PROVIDED MATERIAL:
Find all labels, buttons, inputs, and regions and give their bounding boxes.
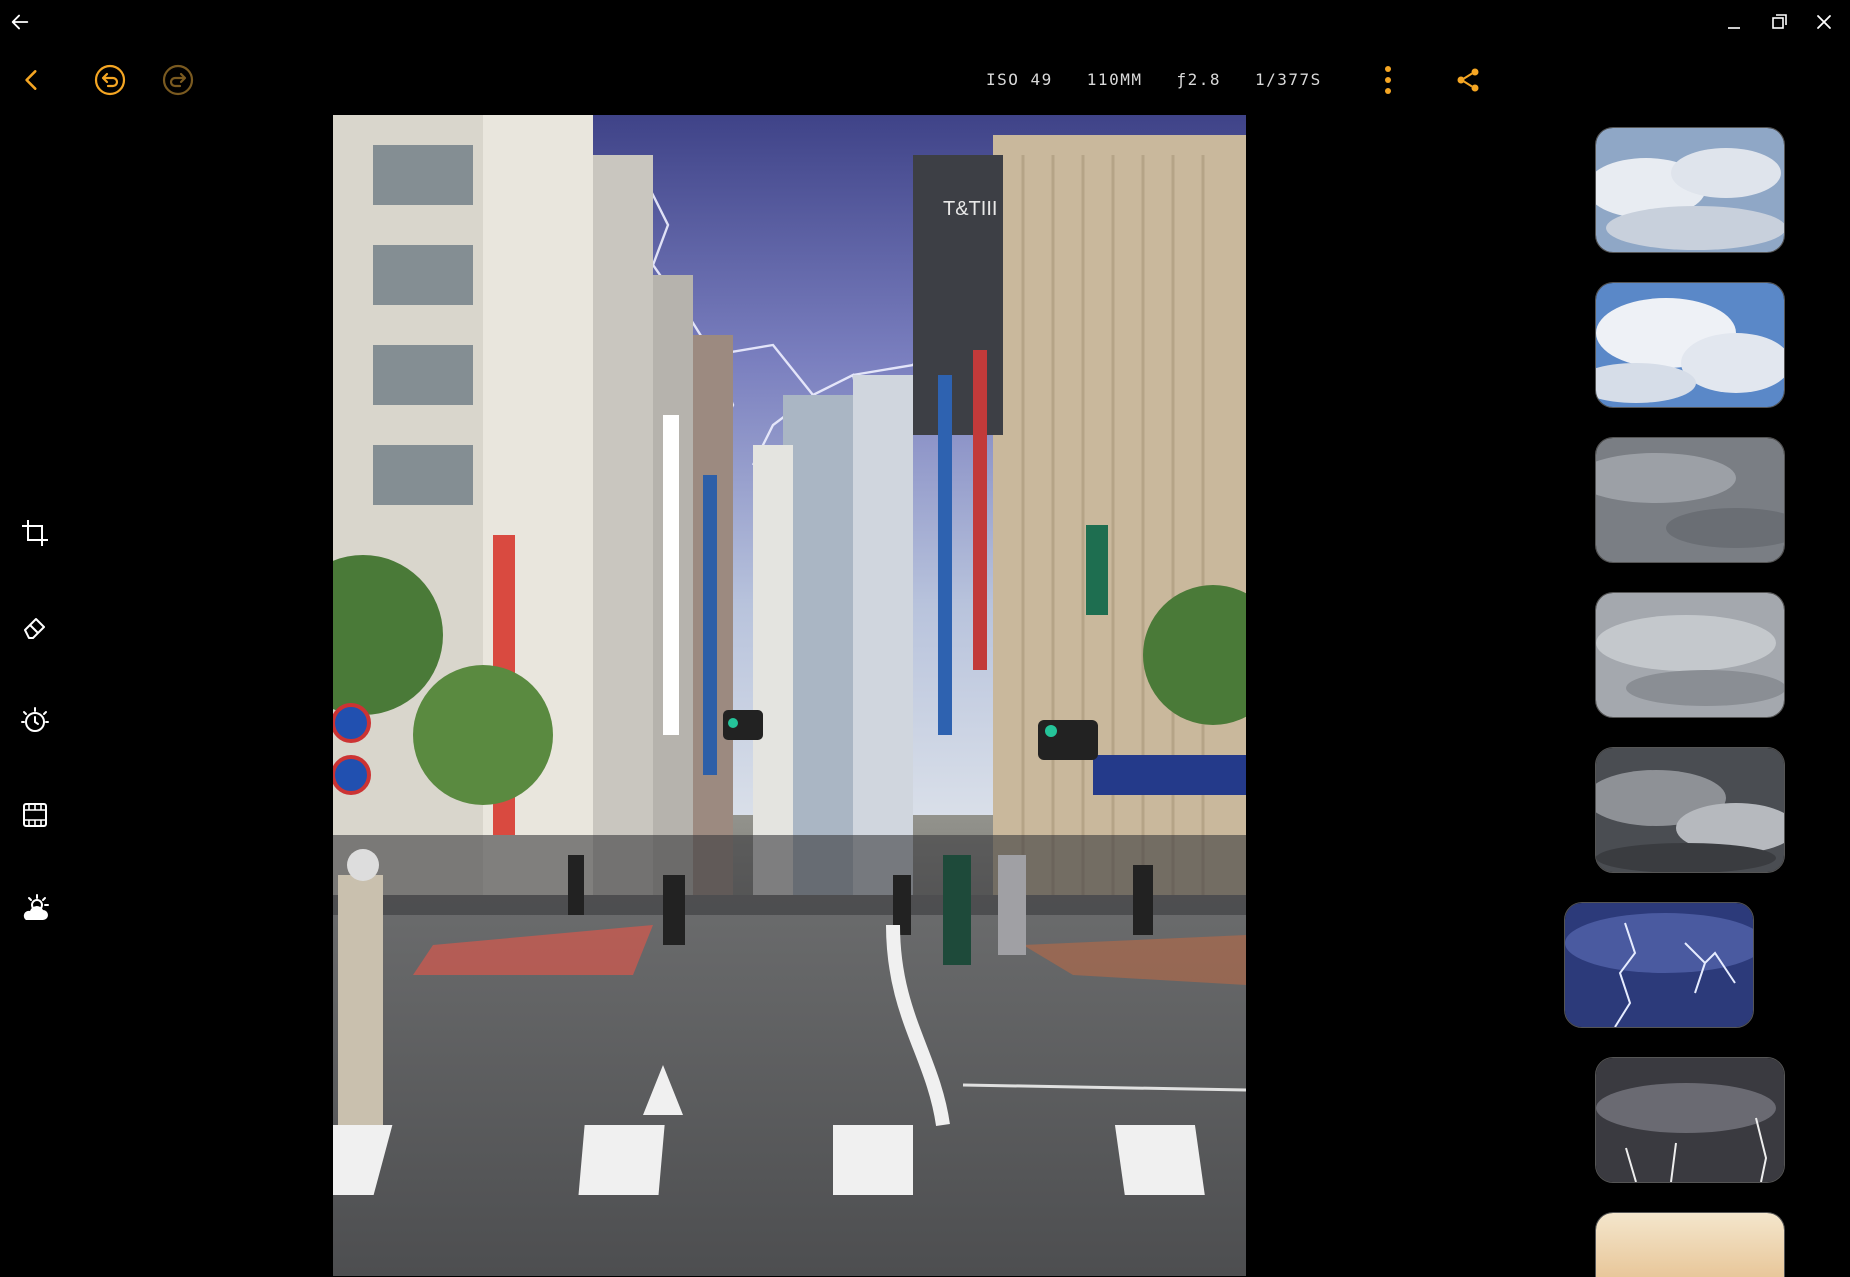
street-photo: T&TIII (333, 115, 1246, 1276)
exif-shutter-speed: 1/377S (1255, 70, 1322, 89)
exif-aperture: ƒ2.8 (1176, 70, 1221, 89)
more-options-button[interactable] (1370, 60, 1406, 100)
eraser-icon (24, 618, 45, 639)
sky-thumbnail (1596, 1058, 1784, 1182)
exposure-icon (21, 707, 49, 732)
share-button[interactable] (1450, 62, 1486, 98)
sky-preset-cumulus-clouds[interactable] (1595, 282, 1785, 408)
sky-preset-overcast-gray[interactable] (1595, 437, 1785, 563)
sky-preset-sunset[interactable] (1595, 1212, 1785, 1277)
chevron-left-icon (25, 70, 37, 90)
sky-preset-lightning-dark[interactable] (1595, 1057, 1785, 1183)
exposure-tool-button[interactable] (17, 703, 53, 739)
sky-thumbnail (1596, 128, 1784, 252)
eraser-tool-button[interactable] (17, 609, 53, 645)
film-tool-button[interactable] (17, 797, 53, 833)
share-icon (1457, 68, 1479, 92)
film-icon (23, 803, 47, 827)
minimize-button[interactable] (1716, 6, 1752, 38)
undo-button[interactable] (92, 62, 128, 98)
crop-tool-button[interactable] (17, 515, 53, 551)
sky-preset-fair-clouds[interactable] (1595, 127, 1785, 253)
sky-thumbnail (1596, 748, 1784, 872)
redo-button[interactable] (160, 62, 196, 98)
weather-icon (23, 894, 49, 920)
close-button[interactable] (1806, 6, 1842, 38)
sky-thumbnail (1596, 283, 1784, 407)
minimize-icon (1728, 27, 1740, 29)
maximize-button[interactable] (1761, 6, 1797, 38)
sky-thumbnail (1596, 593, 1784, 717)
crop-icon (22, 520, 48, 546)
sky-preset-overcast-light[interactable] (1595, 592, 1785, 718)
exif-info: ISO 49 110MM ƒ2.8 1/377S (986, 70, 1322, 96)
sky-replace-tool-button[interactable] (17, 891, 53, 927)
restore-icon (1772, 14, 1787, 29)
sky-thumbnail (1596, 438, 1784, 562)
close-icon (1817, 15, 1831, 29)
svg-text:T&TIII: T&TIII (943, 198, 997, 220)
photo-canvas[interactable]: T&TIII (333, 115, 1246, 1276)
sky-thumbnail (1596, 1213, 1784, 1277)
sky-thumbnail (1565, 903, 1753, 1027)
toolbar-back-button[interactable] (14, 62, 50, 98)
exif-iso: ISO 49 (986, 70, 1053, 89)
window-back-button[interactable] (4, 6, 36, 38)
sky-preset-lightning-blue[interactable] (1564, 902, 1754, 1028)
sky-preset-storm-clouds[interactable] (1595, 747, 1785, 873)
arrow-left-icon (11, 14, 29, 30)
redo-icon (162, 64, 194, 96)
more-vertical-icon (1385, 66, 1391, 94)
undo-icon (94, 64, 126, 96)
exif-focal-length: 110MM (1086, 70, 1143, 89)
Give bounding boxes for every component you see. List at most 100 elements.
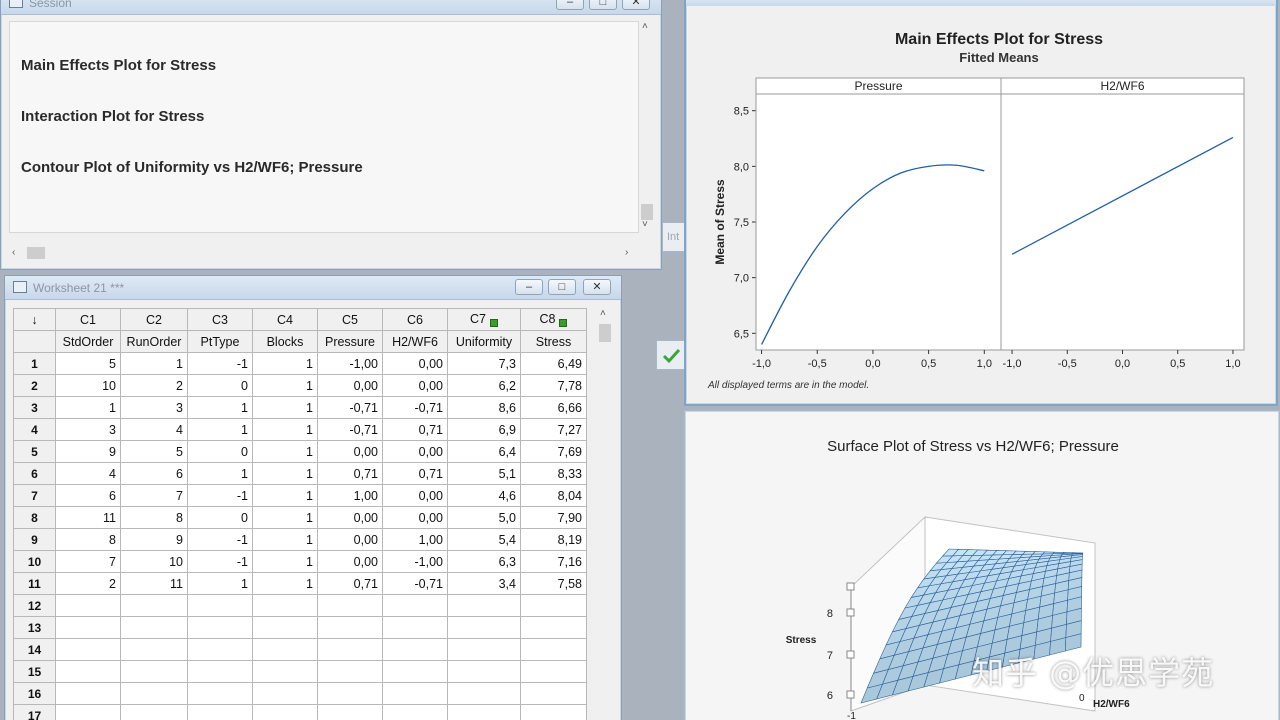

BRIEF:
Reproduce, without alteration, the stretch of lines from the one containing "street-photo: T&TIII (333, 115, 1246, 1276)" through the one containing "eraser-tool-button[interactable] (17, 609, 53, 645)", both included.

ANSWER TO THE PROBLEM:
street-photo: T&TIII (333, 115, 1246, 1276)
exif-shutter-speed: 1/377S (1255, 70, 1322, 89)
exif-aperture: ƒ2.8 (1176, 70, 1221, 89)
more-options-button[interactable] (1370, 60, 1406, 100)
eraser-icon (24, 618, 45, 639)
sky-thumbnail (1596, 1058, 1784, 1182)
exposure-icon (21, 707, 49, 732)
share-button[interactable] (1450, 62, 1486, 98)
sky-preset-cumulus-clouds[interactable] (1595, 282, 1785, 408)
sky-preset-overcast-gray[interactable] (1595, 437, 1785, 563)
sky-preset-sunset[interactable] (1595, 1212, 1785, 1277)
chevron-left-icon (25, 70, 37, 90)
sky-preset-lightning-dark[interactable] (1595, 1057, 1785, 1183)
exposure-tool-button[interactable] (17, 703, 53, 739)
sky-thumbnail (1596, 128, 1784, 252)
eraser-tool-button[interactable] (17, 609, 53, 645)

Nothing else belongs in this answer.